_Information given_:
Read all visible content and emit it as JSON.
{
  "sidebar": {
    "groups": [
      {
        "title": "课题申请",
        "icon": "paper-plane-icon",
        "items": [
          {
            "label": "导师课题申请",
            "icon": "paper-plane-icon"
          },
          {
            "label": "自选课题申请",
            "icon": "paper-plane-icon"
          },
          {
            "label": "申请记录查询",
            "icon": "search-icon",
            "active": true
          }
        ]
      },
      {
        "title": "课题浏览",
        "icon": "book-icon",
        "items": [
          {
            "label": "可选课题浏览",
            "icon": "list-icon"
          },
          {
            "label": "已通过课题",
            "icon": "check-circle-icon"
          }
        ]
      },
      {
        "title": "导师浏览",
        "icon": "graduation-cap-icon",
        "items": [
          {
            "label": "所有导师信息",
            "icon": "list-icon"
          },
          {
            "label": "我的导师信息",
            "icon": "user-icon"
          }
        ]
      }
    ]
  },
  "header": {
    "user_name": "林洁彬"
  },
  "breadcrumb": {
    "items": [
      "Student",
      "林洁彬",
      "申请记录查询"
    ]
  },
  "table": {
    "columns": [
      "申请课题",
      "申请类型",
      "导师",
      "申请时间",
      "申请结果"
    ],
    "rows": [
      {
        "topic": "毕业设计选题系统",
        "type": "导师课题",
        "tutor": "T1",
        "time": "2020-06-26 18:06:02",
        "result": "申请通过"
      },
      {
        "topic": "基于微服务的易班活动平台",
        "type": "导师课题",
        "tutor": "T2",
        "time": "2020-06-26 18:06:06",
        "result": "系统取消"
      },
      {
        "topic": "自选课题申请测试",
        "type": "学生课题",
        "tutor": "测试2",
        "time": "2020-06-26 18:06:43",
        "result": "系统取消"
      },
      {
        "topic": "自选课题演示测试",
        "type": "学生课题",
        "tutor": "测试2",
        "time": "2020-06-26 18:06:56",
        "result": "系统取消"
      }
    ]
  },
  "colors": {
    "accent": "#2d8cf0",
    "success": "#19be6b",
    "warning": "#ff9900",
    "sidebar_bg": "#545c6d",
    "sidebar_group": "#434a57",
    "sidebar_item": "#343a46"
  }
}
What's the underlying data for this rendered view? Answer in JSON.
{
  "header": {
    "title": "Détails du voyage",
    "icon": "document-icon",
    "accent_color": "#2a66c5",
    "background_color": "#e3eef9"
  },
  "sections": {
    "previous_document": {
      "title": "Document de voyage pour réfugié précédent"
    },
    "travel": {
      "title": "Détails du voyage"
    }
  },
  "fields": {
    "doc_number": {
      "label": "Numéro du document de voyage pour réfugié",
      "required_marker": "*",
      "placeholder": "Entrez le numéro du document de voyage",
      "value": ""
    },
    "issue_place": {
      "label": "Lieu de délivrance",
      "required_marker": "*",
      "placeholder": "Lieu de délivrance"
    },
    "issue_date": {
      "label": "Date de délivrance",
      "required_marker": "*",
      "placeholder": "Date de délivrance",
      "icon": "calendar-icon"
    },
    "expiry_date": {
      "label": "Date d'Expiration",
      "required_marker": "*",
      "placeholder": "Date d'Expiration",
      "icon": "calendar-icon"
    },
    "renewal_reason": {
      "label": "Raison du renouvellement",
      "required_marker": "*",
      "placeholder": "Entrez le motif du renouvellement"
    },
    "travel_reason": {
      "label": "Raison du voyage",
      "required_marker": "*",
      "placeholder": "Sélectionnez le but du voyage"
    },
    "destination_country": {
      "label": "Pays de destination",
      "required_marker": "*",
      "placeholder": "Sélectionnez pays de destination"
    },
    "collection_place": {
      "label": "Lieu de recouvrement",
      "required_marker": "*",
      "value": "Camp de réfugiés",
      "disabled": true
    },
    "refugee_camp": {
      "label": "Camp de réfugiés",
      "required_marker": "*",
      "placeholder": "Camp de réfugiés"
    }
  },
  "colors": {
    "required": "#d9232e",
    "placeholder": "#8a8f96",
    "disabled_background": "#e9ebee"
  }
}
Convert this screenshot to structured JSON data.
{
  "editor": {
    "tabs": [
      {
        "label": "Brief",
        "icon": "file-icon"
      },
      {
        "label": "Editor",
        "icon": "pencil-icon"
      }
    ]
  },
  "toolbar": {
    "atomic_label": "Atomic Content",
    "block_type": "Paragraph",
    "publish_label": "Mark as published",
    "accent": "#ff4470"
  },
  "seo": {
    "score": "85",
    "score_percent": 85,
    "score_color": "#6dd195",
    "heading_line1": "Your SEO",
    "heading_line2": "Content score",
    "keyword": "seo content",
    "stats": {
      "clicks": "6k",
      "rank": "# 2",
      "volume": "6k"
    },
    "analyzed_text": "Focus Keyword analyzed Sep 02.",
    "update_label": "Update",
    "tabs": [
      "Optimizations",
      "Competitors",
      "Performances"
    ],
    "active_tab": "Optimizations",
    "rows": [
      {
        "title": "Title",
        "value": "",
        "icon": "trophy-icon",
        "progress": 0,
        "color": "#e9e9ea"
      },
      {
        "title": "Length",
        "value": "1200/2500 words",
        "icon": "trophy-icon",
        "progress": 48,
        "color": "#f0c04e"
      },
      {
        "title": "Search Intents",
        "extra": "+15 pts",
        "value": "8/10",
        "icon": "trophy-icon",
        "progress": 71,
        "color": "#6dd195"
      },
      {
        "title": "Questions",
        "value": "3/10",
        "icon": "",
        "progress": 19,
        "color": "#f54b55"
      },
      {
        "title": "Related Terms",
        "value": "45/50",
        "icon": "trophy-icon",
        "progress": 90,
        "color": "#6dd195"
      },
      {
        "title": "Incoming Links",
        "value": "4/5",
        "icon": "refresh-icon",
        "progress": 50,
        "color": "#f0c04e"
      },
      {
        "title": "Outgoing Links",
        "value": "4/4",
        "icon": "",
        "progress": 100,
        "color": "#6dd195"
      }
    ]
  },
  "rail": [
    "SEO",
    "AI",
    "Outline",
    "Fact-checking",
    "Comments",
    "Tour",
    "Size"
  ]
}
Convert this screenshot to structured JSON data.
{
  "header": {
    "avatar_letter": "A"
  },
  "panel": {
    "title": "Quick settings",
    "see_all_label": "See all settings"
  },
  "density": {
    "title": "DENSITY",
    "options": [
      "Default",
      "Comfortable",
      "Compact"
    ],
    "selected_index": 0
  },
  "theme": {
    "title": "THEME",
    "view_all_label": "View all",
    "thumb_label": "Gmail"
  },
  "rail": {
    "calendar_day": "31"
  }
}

_Exercise description_: Using the listing, collect all lines in which the string "tutor" is found.

_Solution for this exercise_:
        "tutor": "T1",
        "tutor": "T2",
        "tutor": "测试2",
        "tutor": "测试2",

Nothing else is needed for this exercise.